=== Items from a figure collection ===
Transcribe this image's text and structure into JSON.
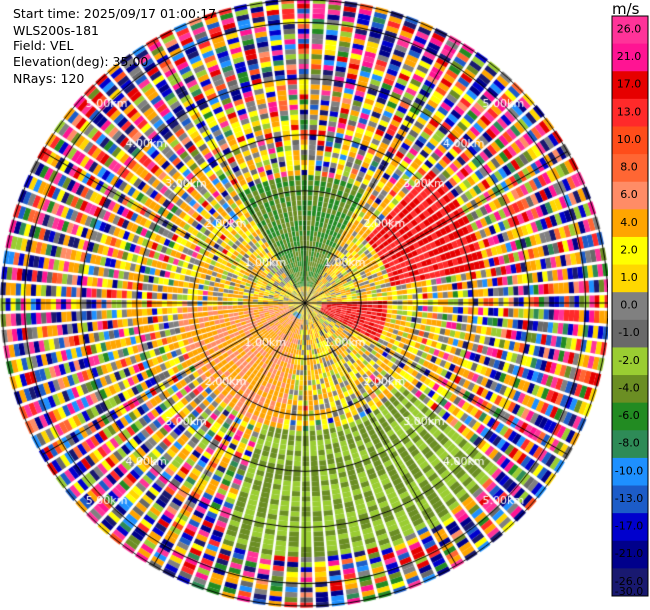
{
  "header": {
    "start_time": "Start time: 2025/09/17 01:00:17",
    "instrument": "WLS200s-181",
    "field": "Field: VEL",
    "elevation": "Elevation(deg): 35.00",
    "nrays": "NRays: 120"
  },
  "colorbar": {
    "unit": "m/s",
    "ticks": [
      "26.0",
      "21.0",
      "17.0",
      "13.0",
      "10.0",
      "8.0",
      "6.0",
      "4.0",
      "2.0",
      "1.0",
      "0.0",
      "-1.0",
      "-2.0",
      "-4.0",
      "-6.0",
      "-8.0",
      "-10.0",
      "-13.0",
      "-17.0",
      "-21.0",
      "-26.0",
      "-30.0"
    ],
    "colors": [
      "#ff3399",
      "#ff1493",
      "#e60000",
      "#ff2a2a",
      "#ff4d1a",
      "#ff6633",
      "#ff8c66",
      "#ffa500",
      "#ffff00",
      "#ffd700",
      "#808080",
      "#696969",
      "#9acd32",
      "#6b8e23",
      "#228b22",
      "#2e8b57",
      "#1e90ff",
      "#1c5cc8",
      "#0000cd",
      "#00008b",
      "#191970"
    ]
  },
  "chart_data": {
    "type": "heatmap",
    "projection": "polar PPI",
    "field": "VEL",
    "nrays": 120,
    "range_rings_km": [
      1.0,
      2.0,
      3.0,
      4.0,
      5.0
    ],
    "ring_labels": [
      "1.00km",
      "2.00km",
      "3.00km",
      "4.00km",
      "5.00km"
    ],
    "max_range_km": 5.4,
    "vmin": -30.0,
    "vmax": 26.0,
    "sectors": [
      {
        "azimuth_from": 330,
        "azimuth_to": 30,
        "range_from_km": 0.3,
        "range_to_km": 2.2,
        "dominant_value": -6.0
      },
      {
        "azimuth_from": 45,
        "azimuth_to": 80,
        "range_from_km": 1.5,
        "range_to_km": 3.2,
        "dominant_value": 13.0
      },
      {
        "azimuth_from": 90,
        "azimuth_to": 120,
        "range_from_km": 0.3,
        "range_to_km": 1.4,
        "dominant_value": 13.0
      },
      {
        "azimuth_from": 190,
        "azimuth_to": 270,
        "range_from_km": 0.3,
        "range_to_km": 2.2,
        "dominant_value": 4.0
      },
      {
        "azimuth_from": 200,
        "azimuth_to": 230,
        "range_from_km": 0.2,
        "range_to_km": 0.9,
        "dominant_value": -10.0
      },
      {
        "azimuth_from": 130,
        "azimuth_to": 200,
        "range_from_km": 2.2,
        "range_to_km": 4.5,
        "dominant_value": -4.0
      },
      {
        "azimuth_from": 0,
        "azimuth_to": 360,
        "range_from_km": 3.0,
        "range_to_km": 5.4,
        "dominant_value": 0.0
      }
    ]
  }
}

=== Challenge ===
Print all the records again exactly; do not include any picture.

=== Final answer ===
Transcribe this image's text and structure into JSON.
{
  "header": {
    "start_time": "Start time: 2025/09/17 01:00:17",
    "instrument": "WLS200s-181",
    "field": "Field: VEL",
    "elevation": "Elevation(deg): 35.00",
    "nrays": "NRays: 120"
  },
  "colorbar": {
    "unit": "m/s",
    "ticks": [
      "26.0",
      "21.0",
      "17.0",
      "13.0",
      "10.0",
      "8.0",
      "6.0",
      "4.0",
      "2.0",
      "1.0",
      "0.0",
      "-1.0",
      "-2.0",
      "-4.0",
      "-6.0",
      "-8.0",
      "-10.0",
      "-13.0",
      "-17.0",
      "-21.0",
      "-26.0",
      "-30.0"
    ],
    "colors": [
      "#ff3399",
      "#ff1493",
      "#e60000",
      "#ff2a2a",
      "#ff4d1a",
      "#ff6633",
      "#ff8c66",
      "#ffa500",
      "#ffff00",
      "#ffd700",
      "#808080",
      "#696969",
      "#9acd32",
      "#6b8e23",
      "#228b22",
      "#2e8b57",
      "#1e90ff",
      "#1c5cc8",
      "#0000cd",
      "#00008b",
      "#191970"
    ]
  },
  "chart_data": {
    "type": "heatmap",
    "projection": "polar PPI",
    "field": "VEL",
    "nrays": 120,
    "range_rings_km": [
      1.0,
      2.0,
      3.0,
      4.0,
      5.0
    ],
    "ring_labels": [
      "1.00km",
      "2.00km",
      "3.00km",
      "4.00km",
      "5.00km"
    ],
    "max_range_km": 5.4,
    "vmin": -30.0,
    "vmax": 26.0,
    "sectors": [
      {
        "azimuth_from": 330,
        "azimuth_to": 30,
        "range_from_km": 0.3,
        "range_to_km": 2.2,
        "dominant_value": -6.0
      },
      {
        "azimuth_from": 45,
        "azimuth_to": 80,
        "range_from_km": 1.5,
        "range_to_km": 3.2,
        "dominant_value": 13.0
      },
      {
        "azimuth_from": 90,
        "azimuth_to": 120,
        "range_from_km": 0.3,
        "range_to_km": 1.4,
        "dominant_value": 13.0
      },
      {
        "azimuth_from": 190,
        "azimuth_to": 270,
        "range_from_km": 0.3,
        "range_to_km": 2.2,
        "dominant_value": 4.0
      },
      {
        "azimuth_from": 200,
        "azimuth_to": 230,
        "range_from_km": 0.2,
        "range_to_km": 0.9,
        "dominant_value": -10.0
      },
      {
        "azimuth_from": 130,
        "azimuth_to": 200,
        "range_from_km": 2.2,
        "range_to_km": 4.5,
        "dominant_value": -4.0
      },
      {
        "azimuth_from": 0,
        "azimuth_to": 360,
        "range_from_km": 3.0,
        "range_to_km": 5.4,
        "dominant_value": 0.0
      }
    ]
  }
}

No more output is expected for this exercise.